** RECORDS SUPPLIED **
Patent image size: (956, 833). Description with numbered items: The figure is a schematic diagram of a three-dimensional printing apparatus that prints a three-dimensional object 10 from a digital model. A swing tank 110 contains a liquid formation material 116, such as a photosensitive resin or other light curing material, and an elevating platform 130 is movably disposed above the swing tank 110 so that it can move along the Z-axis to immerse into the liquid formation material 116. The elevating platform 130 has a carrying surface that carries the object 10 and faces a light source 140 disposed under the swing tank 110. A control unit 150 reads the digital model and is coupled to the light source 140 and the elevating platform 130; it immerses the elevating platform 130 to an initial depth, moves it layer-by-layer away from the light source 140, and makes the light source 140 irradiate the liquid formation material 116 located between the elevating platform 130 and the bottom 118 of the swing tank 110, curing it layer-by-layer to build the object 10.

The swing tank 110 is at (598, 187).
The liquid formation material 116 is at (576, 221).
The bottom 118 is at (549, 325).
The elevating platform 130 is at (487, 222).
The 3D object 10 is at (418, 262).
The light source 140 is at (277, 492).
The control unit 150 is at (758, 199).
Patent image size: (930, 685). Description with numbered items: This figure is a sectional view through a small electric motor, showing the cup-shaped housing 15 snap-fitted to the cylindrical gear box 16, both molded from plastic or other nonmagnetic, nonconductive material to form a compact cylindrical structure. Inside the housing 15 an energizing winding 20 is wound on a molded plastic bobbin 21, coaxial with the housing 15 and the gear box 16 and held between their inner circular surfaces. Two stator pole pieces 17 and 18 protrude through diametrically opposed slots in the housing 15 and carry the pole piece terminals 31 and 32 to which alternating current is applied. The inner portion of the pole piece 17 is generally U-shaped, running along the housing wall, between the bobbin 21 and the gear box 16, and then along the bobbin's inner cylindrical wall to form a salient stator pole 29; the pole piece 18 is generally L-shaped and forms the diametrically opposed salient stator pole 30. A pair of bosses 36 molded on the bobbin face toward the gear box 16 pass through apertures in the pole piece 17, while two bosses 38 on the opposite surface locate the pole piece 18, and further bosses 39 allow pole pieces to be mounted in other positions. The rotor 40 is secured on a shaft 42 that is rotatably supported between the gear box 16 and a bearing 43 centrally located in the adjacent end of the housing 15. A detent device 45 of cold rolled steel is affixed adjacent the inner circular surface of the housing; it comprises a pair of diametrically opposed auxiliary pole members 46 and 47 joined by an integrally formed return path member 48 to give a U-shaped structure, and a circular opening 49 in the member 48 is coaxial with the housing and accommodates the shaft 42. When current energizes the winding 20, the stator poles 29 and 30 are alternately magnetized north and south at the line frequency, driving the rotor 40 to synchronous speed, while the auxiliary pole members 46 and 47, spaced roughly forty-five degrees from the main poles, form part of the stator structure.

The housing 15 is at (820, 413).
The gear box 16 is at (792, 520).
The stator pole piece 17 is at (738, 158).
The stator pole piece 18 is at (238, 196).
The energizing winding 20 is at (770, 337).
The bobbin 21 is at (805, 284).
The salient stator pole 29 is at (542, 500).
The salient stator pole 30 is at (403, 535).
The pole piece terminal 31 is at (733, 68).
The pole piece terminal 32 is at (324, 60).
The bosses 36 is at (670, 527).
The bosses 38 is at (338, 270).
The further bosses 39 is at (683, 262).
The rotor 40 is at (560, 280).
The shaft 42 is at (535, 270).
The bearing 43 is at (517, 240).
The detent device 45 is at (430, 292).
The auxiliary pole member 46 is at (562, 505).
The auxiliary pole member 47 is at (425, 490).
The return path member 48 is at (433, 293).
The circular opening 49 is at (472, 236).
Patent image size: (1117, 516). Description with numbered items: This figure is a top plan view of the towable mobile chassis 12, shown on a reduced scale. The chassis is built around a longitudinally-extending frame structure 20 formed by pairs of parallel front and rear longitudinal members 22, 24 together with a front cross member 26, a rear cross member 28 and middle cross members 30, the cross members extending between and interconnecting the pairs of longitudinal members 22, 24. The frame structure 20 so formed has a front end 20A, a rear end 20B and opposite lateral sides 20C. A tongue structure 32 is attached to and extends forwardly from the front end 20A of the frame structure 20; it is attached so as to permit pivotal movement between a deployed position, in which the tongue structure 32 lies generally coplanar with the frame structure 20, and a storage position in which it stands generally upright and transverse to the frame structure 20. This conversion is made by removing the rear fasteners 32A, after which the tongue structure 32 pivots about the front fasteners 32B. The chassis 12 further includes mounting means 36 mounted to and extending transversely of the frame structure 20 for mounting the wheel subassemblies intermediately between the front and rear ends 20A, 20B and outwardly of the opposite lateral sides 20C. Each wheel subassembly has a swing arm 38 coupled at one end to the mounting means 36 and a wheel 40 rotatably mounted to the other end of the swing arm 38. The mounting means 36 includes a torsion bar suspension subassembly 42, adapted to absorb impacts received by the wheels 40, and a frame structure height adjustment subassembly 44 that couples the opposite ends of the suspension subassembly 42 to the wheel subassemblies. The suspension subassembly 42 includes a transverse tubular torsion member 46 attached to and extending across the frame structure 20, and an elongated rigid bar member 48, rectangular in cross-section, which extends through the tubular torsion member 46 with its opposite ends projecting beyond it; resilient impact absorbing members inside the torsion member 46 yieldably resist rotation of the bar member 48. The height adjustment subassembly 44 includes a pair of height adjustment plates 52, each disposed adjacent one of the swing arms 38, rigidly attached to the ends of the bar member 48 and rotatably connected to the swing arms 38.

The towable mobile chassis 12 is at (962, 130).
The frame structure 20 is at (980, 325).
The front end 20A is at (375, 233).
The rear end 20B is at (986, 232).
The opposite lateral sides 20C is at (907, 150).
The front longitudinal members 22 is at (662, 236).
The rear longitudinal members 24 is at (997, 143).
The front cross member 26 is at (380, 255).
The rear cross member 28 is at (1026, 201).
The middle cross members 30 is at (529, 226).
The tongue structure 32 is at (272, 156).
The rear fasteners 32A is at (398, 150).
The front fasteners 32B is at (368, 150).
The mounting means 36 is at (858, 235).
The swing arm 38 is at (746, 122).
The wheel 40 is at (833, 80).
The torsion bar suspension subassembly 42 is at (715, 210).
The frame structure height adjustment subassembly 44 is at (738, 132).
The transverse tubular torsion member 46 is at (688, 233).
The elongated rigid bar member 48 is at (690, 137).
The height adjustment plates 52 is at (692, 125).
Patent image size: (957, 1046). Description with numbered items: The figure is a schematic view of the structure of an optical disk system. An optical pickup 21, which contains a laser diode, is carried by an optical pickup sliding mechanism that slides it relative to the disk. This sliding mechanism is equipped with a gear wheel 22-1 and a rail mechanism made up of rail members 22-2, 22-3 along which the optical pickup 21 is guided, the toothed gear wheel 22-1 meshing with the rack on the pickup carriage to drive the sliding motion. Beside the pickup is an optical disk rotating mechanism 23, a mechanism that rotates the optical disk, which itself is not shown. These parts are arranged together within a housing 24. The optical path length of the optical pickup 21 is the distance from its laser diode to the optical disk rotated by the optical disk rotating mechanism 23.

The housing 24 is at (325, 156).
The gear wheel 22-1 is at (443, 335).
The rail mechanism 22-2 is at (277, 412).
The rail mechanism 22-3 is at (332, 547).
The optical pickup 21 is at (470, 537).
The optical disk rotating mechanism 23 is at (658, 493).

** PROBLEM REQUIREMENTS **
Reproduce all of the lines above, putting "Numbered description" wherever "Description with numbered items" occurs and leaving everything else as it stands.

** EXERCISE OUTPUT **
Patent image size: (956, 833). Numbered description: The figure is a schematic diagram of a three-dimensional printing apparatus that prints a three-dimensional object 10 from a digital model. A swing tank 110 contains a liquid formation material 116, such as a photosensitive resin or other light curing material, and an elevating platform 130 is movably disposed above the swing tank 110 so that it can move along the Z-axis to immerse into the liquid formation material 116. The elevating platform 130 has a carrying surface that carries the object 10 and faces a light source 140 disposed under the swing tank 110. A control unit 150 reads the digital model and is coupled to the light source 140 and the elevating platform 130; it immerses the elevating platform 130 to an initial depth, moves it layer-by-layer away from the light source 140, and makes the light source 140 irradiate the liquid formation material 116 located between the elevating platform 130 and the bottom 118 of the swing tank 110, curing it layer-by-layer to build the object 10.

The swing tank 110 is at (598, 187).
The liquid formation material 116 is at (576, 221).
The bottom 118 is at (549, 325).
The elevating platform 130 is at (487, 222).
The 3D object 10 is at (418, 262).
The light source 140 is at (277, 492).
The control unit 150 is at (758, 199).
Patent image size: (930, 685). Numbered description: This figure is a sectional view through a small electric motor, showing the cup-shaped housing 15 snap-fitted to the cylindrical gear box 16, both molded from plastic or other nonmagnetic, nonconductive material to form a compact cylindrical structure. Inside the housing 15 an energizing winding 20 is wound on a molded plastic bobbin 21, coaxial with the housing 15 and the gear box 16 and held between their inner circular surfaces. Two stator pole pieces 17 and 18 protrude through diametrically opposed slots in the housing 15 and carry the pole piece terminals 31 and 32 to which alternating current is applied. The inner portion of the pole piece 17 is generally U-shaped, running along the housing wall, between the bobbin 21 and the gear box 16, and then along the bobbin's inner cylindrical wall to form a salient stator pole 29; the pole piece 18 is generally L-shaped and forms the diametrically opposed salient stator pole 30. A pair of bosses 36 molded on the bobbin face toward the gear box 16 pass through apertures in the pole piece 17, while two bosses 38 on the opposite surface locate the pole piece 18, and further bosses 39 allow pole pieces to be mounted in other positions. The rotor 40 is secured on a shaft 42 that is rotatably supported between the gear box 16 and a bearing 43 centrally located in the adjacent end of the housing 15. A detent device 45 of cold rolled steel is affixed adjacent the inner circular surface of the housing; it comprises a pair of diametrically opposed auxiliary pole members 46 and 47 joined by an integrally formed return path member 48 to give a U-shaped structure, and a circular opening 49 in the member 48 is coaxial with the housing and accommodates the shaft 42. When current energizes the winding 20, the stator poles 29 and 30 are alternately magnetized north and south at the line frequency, driving the rotor 40 to synchronous speed, while the auxiliary pole members 46 and 47, spaced roughly forty-five degrees from the main poles, form part of the stator structure.

The housing 15 is at (820, 413).
The gear box 16 is at (792, 520).
The stator pole piece 17 is at (738, 158).
The stator pole piece 18 is at (238, 196).
The energizing winding 20 is at (770, 337).
The bobbin 21 is at (805, 284).
The salient stator pole 29 is at (542, 500).
The salient stator pole 30 is at (403, 535).
The pole piece terminal 31 is at (733, 68).
The pole piece terminal 32 is at (324, 60).
The bosses 36 is at (670, 527).
The bosses 38 is at (338, 270).
The further bosses 39 is at (683, 262).
The rotor 40 is at (560, 280).
The shaft 42 is at (535, 270).
The bearing 43 is at (517, 240).
The detent device 45 is at (430, 292).
The auxiliary pole member 46 is at (562, 505).
The auxiliary pole member 47 is at (425, 490).
The return path member 48 is at (433, 293).
The circular opening 49 is at (472, 236).
Patent image size: (1117, 516). Numbered description: This figure is a top plan view of the towable mobile chassis 12, shown on a reduced scale. The chassis is built around a longitudinally-extending frame structure 20 formed by pairs of parallel front and rear longitudinal members 22, 24 together with a front cross member 26, a rear cross member 28 and middle cross members 30, the cross members extending between and interconnecting the pairs of longitudinal members 22, 24. The frame structure 20 so formed has a front end 20A, a rear end 20B and opposite lateral sides 20C. A tongue structure 32 is attached to and extends forwardly from the front end 20A of the frame structure 20; it is attached so as to permit pivotal movement between a deployed position, in which the tongue structure 32 lies generally coplanar with the frame structure 20, and a storage position in which it stands generally upright and transverse to the frame structure 20. This conversion is made by removing the rear fasteners 32A, after which the tongue structure 32 pivots about the front fasteners 32B. The chassis 12 further includes mounting means 36 mounted to and extending transversely of the frame structure 20 for mounting the wheel subassemblies intermediately between the front and rear ends 20A, 20B and outwardly of the opposite lateral sides 20C. Each wheel subassembly has a swing arm 38 coupled at one end to the mounting means 36 and a wheel 40 rotatably mounted to the other end of the swing arm 38. The mounting means 36 includes a torsion bar suspension subassembly 42, adapted to absorb impacts received by the wheels 40, and a frame structure height adjustment subassembly 44 that couples the opposite ends of the suspension subassembly 42 to the wheel subassemblies. The suspension subassembly 42 includes a transverse tubular torsion member 46 attached to and extending across the frame structure 20, and an elongated rigid bar member 48, rectangular in cross-section, which extends through the tubular torsion member 46 with its opposite ends projecting beyond it; resilient impact absorbing members inside the torsion member 46 yieldably resist rotation of the bar member 48. The height adjustment subassembly 44 includes a pair of height adjustment plates 52, each disposed adjacent one of the swing arms 38, rigidly attached to the ends of the bar member 48 and rotatably connected to the swing arms 38.

The towable mobile chassis 12 is at (962, 130).
The frame structure 20 is at (980, 325).
The front end 20A is at (375, 233).
The rear end 20B is at (986, 232).
The opposite lateral sides 20C is at (907, 150).
The front longitudinal members 22 is at (662, 236).
The rear longitudinal members 24 is at (997, 143).
The front cross member 26 is at (380, 255).
The rear cross member 28 is at (1026, 201).
The middle cross members 30 is at (529, 226).
The tongue structure 32 is at (272, 156).
The rear fasteners 32A is at (398, 150).
The front fasteners 32B is at (368, 150).
The mounting means 36 is at (858, 235).
The swing arm 38 is at (746, 122).
The wheel 40 is at (833, 80).
The torsion bar suspension subassembly 42 is at (715, 210).
The frame structure height adjustment subassembly 44 is at (738, 132).
The transverse tubular torsion member 46 is at (688, 233).
The elongated rigid bar member 48 is at (690, 137).
The height adjustment plates 52 is at (692, 125).
Patent image size: (957, 1046). Numbered description: The figure is a schematic view of the structure of an optical disk system. An optical pickup 21, which contains a laser diode, is carried by an optical pickup sliding mechanism that slides it relative to the disk. This sliding mechanism is equipped with a gear wheel 22-1 and a rail mechanism made up of rail members 22-2, 22-3 along which the optical pickup 21 is guided, the toothed gear wheel 22-1 meshing with the rack on the pickup carriage to drive the sliding motion. Beside the pickup is an optical disk rotating mechanism 23, a mechanism that rotates the optical disk, which itself is not shown. These parts are arranged together within a housing 24. The optical path length of the optical pickup 21 is the distance from its laser diode to the optical disk rotated by the optical disk rotating mechanism 23.

The housing 24 is at (325, 156).
The gear wheel 22-1 is at (443, 335).
The rail mechanism 22-2 is at (277, 412).
The rail mechanism 22-3 is at (332, 547).
The optical pickup 21 is at (470, 537).
The optical disk rotating mechanism 23 is at (658, 493).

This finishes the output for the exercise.